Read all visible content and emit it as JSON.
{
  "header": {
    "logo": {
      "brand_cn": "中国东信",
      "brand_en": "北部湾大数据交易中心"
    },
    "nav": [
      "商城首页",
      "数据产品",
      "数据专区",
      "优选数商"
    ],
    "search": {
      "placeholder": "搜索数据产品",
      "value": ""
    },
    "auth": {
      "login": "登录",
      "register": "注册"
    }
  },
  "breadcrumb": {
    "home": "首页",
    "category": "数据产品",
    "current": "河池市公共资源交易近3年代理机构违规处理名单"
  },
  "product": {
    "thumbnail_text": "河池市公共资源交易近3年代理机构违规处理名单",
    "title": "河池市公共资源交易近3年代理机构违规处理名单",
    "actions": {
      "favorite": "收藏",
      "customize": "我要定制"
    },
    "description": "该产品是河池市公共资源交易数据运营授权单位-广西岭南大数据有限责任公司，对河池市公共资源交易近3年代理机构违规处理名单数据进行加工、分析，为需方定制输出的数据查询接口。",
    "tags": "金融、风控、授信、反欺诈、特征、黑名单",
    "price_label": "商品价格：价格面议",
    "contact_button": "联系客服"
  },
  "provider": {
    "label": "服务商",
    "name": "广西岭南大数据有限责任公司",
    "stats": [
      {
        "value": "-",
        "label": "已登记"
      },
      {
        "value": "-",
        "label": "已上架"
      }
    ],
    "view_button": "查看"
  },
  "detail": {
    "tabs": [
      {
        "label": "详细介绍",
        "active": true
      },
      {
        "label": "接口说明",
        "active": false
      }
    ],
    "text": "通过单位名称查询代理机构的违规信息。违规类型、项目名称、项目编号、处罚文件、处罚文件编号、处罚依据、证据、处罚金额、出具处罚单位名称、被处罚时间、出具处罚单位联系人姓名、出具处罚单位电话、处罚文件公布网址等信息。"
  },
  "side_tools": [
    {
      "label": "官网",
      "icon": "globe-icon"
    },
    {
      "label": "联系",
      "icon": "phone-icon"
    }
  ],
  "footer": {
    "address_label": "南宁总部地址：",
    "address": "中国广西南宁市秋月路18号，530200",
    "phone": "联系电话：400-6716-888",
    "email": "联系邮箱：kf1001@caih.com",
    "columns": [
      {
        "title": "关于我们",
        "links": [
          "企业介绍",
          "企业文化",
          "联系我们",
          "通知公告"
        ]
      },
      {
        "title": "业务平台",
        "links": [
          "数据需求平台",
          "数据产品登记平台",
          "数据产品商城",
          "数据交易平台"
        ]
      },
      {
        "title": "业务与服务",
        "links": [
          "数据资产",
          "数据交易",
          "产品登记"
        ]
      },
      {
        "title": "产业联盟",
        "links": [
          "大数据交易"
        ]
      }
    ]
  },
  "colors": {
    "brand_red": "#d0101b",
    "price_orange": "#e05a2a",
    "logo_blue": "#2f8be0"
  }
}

⁂

▸ Work to do:
Look through the entries and work out how many lines have the word "phone" in them; reply with that number only.

▸ Problem solution:
2